"""

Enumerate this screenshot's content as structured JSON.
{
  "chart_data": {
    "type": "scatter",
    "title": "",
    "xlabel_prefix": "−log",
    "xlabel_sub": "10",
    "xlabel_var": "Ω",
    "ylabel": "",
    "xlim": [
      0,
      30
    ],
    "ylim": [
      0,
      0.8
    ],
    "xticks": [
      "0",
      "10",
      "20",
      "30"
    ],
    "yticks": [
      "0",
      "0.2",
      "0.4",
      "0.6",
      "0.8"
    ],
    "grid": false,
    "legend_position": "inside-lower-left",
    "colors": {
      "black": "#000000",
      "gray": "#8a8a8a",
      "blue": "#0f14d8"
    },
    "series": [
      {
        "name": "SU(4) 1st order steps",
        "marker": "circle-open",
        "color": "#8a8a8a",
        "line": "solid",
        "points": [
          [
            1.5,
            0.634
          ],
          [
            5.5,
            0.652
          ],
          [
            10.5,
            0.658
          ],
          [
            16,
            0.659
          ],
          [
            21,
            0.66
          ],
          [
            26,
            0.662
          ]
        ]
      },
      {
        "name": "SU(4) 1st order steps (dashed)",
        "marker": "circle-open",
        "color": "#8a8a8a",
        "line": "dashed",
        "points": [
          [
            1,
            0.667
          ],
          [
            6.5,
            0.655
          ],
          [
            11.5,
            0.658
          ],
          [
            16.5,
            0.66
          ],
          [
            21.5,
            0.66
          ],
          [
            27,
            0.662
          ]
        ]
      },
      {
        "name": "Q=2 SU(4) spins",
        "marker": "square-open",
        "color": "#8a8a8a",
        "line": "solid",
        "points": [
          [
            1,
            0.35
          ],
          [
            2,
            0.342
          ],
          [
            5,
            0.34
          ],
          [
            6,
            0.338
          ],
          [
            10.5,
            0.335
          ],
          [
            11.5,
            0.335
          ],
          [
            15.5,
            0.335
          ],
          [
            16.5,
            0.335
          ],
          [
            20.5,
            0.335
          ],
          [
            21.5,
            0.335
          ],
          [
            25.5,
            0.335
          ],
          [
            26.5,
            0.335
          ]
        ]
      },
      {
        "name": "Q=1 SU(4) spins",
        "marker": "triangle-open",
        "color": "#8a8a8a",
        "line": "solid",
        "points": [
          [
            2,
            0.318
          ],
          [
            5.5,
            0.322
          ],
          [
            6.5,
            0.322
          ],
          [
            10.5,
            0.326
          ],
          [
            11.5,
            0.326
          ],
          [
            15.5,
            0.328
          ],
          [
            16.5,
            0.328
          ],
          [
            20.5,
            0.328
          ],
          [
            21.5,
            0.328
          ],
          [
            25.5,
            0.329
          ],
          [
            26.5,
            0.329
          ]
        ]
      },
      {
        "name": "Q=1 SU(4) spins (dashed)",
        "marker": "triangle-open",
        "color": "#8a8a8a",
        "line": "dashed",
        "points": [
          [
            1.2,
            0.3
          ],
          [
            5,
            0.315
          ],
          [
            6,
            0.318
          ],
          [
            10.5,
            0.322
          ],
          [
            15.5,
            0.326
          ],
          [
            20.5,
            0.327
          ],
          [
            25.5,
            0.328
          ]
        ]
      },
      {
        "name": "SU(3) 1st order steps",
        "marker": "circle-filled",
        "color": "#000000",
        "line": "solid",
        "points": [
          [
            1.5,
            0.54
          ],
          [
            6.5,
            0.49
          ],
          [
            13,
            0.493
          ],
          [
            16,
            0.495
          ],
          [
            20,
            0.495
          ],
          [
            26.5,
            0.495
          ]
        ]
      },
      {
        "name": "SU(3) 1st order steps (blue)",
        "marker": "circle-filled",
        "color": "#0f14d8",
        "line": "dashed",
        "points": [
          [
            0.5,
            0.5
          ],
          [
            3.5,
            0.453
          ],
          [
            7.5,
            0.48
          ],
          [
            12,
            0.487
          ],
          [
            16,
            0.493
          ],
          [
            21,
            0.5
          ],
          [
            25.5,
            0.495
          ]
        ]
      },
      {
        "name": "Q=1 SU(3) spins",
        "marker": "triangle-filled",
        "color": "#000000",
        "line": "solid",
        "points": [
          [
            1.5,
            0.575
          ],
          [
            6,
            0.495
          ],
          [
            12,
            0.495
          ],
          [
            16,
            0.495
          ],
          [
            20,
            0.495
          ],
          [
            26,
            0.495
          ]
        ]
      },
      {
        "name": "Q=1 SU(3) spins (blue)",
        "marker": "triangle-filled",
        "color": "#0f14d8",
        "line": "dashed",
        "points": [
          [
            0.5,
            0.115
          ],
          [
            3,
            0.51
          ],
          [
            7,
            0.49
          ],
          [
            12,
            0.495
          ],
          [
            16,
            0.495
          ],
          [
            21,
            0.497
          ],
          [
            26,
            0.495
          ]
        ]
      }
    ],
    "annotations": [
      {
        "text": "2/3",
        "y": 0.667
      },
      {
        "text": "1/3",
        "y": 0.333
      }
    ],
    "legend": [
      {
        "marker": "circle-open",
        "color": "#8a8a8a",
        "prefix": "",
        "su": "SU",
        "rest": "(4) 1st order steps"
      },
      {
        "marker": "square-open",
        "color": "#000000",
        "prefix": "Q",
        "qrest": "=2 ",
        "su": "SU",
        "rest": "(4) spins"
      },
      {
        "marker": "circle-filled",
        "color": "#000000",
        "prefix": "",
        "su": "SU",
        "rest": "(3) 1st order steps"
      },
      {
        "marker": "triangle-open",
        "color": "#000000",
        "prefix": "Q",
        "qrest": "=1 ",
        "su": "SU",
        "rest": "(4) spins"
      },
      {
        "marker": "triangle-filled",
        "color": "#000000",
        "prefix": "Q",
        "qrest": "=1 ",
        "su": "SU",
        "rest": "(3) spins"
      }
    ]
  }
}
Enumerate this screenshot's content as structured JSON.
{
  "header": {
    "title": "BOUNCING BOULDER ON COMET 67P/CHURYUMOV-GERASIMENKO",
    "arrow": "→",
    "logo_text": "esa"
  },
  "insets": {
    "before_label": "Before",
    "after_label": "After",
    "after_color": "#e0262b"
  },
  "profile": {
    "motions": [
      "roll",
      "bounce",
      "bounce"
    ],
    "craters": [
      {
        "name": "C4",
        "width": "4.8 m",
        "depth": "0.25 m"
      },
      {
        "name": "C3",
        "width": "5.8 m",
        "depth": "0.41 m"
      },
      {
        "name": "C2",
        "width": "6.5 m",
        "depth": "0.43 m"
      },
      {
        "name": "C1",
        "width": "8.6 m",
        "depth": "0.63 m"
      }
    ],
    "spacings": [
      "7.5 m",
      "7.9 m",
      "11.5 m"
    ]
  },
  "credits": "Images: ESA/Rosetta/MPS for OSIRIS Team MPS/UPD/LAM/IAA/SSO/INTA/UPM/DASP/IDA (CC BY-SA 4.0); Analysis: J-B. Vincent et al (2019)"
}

"""

= Task to carry out =
Can you reproduce all the material exactly?

= Task response =
Enumerate this screenshot's content as structured JSON.
{
  "chart_data": {
    "type": "scatter",
    "title": "",
    "xlabel_prefix": "−log",
    "xlabel_sub": "10",
    "xlabel_var": "Ω",
    "ylabel": "",
    "xlim": [
      0,
      30
    ],
    "ylim": [
      0,
      0.8
    ],
    "xticks": [
      "0",
      "10",
      "20",
      "30"
    ],
    "yticks": [
      "0",
      "0.2",
      "0.4",
      "0.6",
      "0.8"
    ],
    "grid": false,
    "legend_position": "inside-lower-left",
    "colors": {
      "black": "#000000",
      "gray": "#8a8a8a",
      "blue": "#0f14d8"
    },
    "series": [
      {
        "name": "SU(4) 1st order steps",
        "marker": "circle-open",
        "color": "#8a8a8a",
        "line": "solid",
        "points": [
          [
            1.5,
            0.634
          ],
          [
            5.5,
            0.652
          ],
          [
            10.5,
            0.658
          ],
          [
            16,
            0.659
          ],
          [
            21,
            0.66
          ],
          [
            26,
            0.662
          ]
        ]
      },
      {
        "name": "SU(4) 1st order steps (dashed)",
        "marker": "circle-open",
        "color": "#8a8a8a",
        "line": "dashed",
        "points": [
          [
            1,
            0.667
          ],
          [
            6.5,
            0.655
          ],
          [
            11.5,
            0.658
          ],
          [
            16.5,
            0.66
          ],
          [
            21.5,
            0.66
          ],
          [
            27,
            0.662
          ]
        ]
      },
      {
        "name": "Q=2 SU(4) spins",
        "marker": "square-open",
        "color": "#8a8a8a",
        "line": "solid",
        "points": [
          [
            1,
            0.35
          ],
          [
            2,
            0.342
          ],
          [
            5,
            0.34
          ],
          [
            6,
            0.338
          ],
          [
            10.5,
            0.335
          ],
          [
            11.5,
            0.335
          ],
          [
            15.5,
            0.335
          ],
          [
            16.5,
            0.335
          ],
          [
            20.5,
            0.335
          ],
          [
            21.5,
            0.335
          ],
          [
            25.5,
            0.335
          ],
          [
            26.5,
            0.335
          ]
        ]
      },
      {
        "name": "Q=1 SU(4) spins",
        "marker": "triangle-open",
        "color": "#8a8a8a",
        "line": "solid",
        "points": [
          [
            2,
            0.318
          ],
          [
            5.5,
            0.322
          ],
          [
            6.5,
            0.322
          ],
          [
            10.5,
            0.326
          ],
          [
            11.5,
            0.326
          ],
          [
            15.5,
            0.328
          ],
          [
            16.5,
            0.328
          ],
          [
            20.5,
            0.328
          ],
          [
            21.5,
            0.328
          ],
          [
            25.5,
            0.329
          ],
          [
            26.5,
            0.329
          ]
        ]
      },
      {
        "name": "Q=1 SU(4) spins (dashed)",
        "marker": "triangle-open",
        "color": "#8a8a8a",
        "line": "dashed",
        "points": [
          [
            1.2,
            0.3
          ],
          [
            5,
            0.315
          ],
          [
            6,
            0.318
          ],
          [
            10.5,
            0.322
          ],
          [
            15.5,
            0.326
          ],
          [
            20.5,
            0.327
          ],
          [
            25.5,
            0.328
          ]
        ]
      },
      {
        "name": "SU(3) 1st order steps",
        "marker": "circle-filled",
        "color": "#000000",
        "line": "solid",
        "points": [
          [
            1.5,
            0.54
          ],
          [
            6.5,
            0.49
          ],
          [
            13,
            0.493
          ],
          [
            16,
            0.495
          ],
          [
            20,
            0.495
          ],
          [
            26.5,
            0.495
          ]
        ]
      },
      {
        "name": "SU(3) 1st order steps (blue)",
        "marker": "circle-filled",
        "color": "#0f14d8",
        "line": "dashed",
        "points": [
          [
            0.5,
            0.5
          ],
          [
            3.5,
            0.453
          ],
          [
            7.5,
            0.48
          ],
          [
            12,
            0.487
          ],
          [
            16,
            0.493
          ],
          [
            21,
            0.5
          ],
          [
            25.5,
            0.495
          ]
        ]
      },
      {
        "name": "Q=1 SU(3) spins",
        "marker": "triangle-filled",
        "color": "#000000",
        "line": "solid",
        "points": [
          [
            1.5,
            0.575
          ],
          [
            6,
            0.495
          ],
          [
            12,
            0.495
          ],
          [
            16,
            0.495
          ],
          [
            20,
            0.495
          ],
          [
            26,
            0.495
          ]
        ]
      },
      {
        "name": "Q=1 SU(3) spins (blue)",
        "marker": "triangle-filled",
        "color": "#0f14d8",
        "line": "dashed",
        "points": [
          [
            0.5,
            0.115
          ],
          [
            3,
            0.51
          ],
          [
            7,
            0.49
          ],
          [
            12,
            0.495
          ],
          [
            16,
            0.495
          ],
          [
            21,
            0.497
          ],
          [
            26,
            0.495
          ]
        ]
      }
    ],
    "annotations": [
      {
        "text": "2/3",
        "y": 0.667
      },
      {
        "text": "1/3",
        "y": 0.333
      }
    ],
    "legend": [
      {
        "marker": "circle-open",
        "color": "#8a8a8a",
        "prefix": "",
        "su": "SU",
        "rest": "(4) 1st order steps"
      },
      {
        "marker": "square-open",
        "color": "#000000",
        "prefix": "Q",
        "qrest": "=2 ",
        "su": "SU",
        "rest": "(4) spins"
      },
      {
        "marker": "circle-filled",
        "color": "#000000",
        "prefix": "",
        "su": "SU",
        "rest": "(3) 1st order steps"
      },
      {
        "marker": "triangle-open",
        "color": "#000000",
        "prefix": "Q",
        "qrest": "=1 ",
        "su": "SU",
        "rest": "(4) spins"
      },
      {
        "marker": "triangle-filled",
        "color": "#000000",
        "prefix": "Q",
        "qrest": "=1 ",
        "su": "SU",
        "rest": "(3) spins"
      }
    ]
  }
}
Enumerate this screenshot's content as structured JSON.
{
  "header": {
    "title": "BOUNCING BOULDER ON COMET 67P/CHURYUMOV-GERASIMENKO",
    "arrow": "→",
    "logo_text": "esa"
  },
  "insets": {
    "before_label": "Before",
    "after_label": "After",
    "after_color": "#e0262b"
  },
  "profile": {
    "motions": [
      "roll",
      "bounce",
      "bounce"
    ],
    "craters": [
      {
        "name": "C4",
        "width": "4.8 m",
        "depth": "0.25 m"
      },
      {
        "name": "C3",
        "width": "5.8 m",
        "depth": "0.41 m"
      },
      {
        "name": "C2",
        "width": "6.5 m",
        "depth": "0.43 m"
      },
      {
        "name": "C1",
        "width": "8.6 m",
        "depth": "0.63 m"
      }
    ],
    "spacings": [
      "7.5 m",
      "7.9 m",
      "11.5 m"
    ]
  },
  "credits": "Images: ESA/Rosetta/MPS for OSIRIS Team MPS/UPD/LAM/IAA/SSO/INTA/UPM/DASP/IDA (CC BY-SA 4.0); Analysis: J-B. Vincent et al (2019)"
}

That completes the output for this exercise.